GIVEN EXERCISE:
Tally the lines containing "letter" and report the number alone.

[start of GIVEN DATA]

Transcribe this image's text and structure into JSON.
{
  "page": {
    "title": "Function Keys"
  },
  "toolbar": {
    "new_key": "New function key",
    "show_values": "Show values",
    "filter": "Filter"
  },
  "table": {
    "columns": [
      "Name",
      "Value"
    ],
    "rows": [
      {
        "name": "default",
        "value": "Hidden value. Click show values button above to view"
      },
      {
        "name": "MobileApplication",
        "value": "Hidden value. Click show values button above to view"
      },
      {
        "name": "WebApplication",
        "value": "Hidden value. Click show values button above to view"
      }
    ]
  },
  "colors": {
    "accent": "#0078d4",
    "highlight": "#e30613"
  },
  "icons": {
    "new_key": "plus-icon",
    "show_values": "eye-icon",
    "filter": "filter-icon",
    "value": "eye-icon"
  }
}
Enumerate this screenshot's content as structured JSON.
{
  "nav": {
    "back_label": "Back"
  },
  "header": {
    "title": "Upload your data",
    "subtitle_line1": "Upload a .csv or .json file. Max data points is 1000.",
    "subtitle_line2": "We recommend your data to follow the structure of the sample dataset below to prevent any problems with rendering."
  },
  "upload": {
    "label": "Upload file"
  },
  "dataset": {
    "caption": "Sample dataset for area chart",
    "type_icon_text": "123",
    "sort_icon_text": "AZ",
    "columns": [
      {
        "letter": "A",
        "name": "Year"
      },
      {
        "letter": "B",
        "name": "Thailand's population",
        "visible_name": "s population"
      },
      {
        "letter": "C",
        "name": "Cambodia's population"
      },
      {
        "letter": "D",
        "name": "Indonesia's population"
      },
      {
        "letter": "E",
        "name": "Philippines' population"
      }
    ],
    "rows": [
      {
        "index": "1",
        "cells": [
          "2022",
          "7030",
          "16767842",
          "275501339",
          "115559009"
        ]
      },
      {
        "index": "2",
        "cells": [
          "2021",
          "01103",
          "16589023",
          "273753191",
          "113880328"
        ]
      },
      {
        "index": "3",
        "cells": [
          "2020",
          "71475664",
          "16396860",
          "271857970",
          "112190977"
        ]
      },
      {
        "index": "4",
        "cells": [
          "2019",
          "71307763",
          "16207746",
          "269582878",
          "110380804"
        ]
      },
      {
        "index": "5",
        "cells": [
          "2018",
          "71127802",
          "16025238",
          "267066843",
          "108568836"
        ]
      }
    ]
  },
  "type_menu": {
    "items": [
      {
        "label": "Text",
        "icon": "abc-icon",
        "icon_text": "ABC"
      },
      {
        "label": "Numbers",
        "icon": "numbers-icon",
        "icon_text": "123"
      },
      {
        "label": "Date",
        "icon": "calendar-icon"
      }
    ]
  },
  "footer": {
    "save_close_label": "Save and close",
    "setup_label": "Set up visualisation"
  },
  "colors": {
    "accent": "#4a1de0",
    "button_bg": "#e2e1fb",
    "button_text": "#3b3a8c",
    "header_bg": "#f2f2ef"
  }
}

[end of GIVEN DATA]

SOLUTION TO THE PROBLEM:
5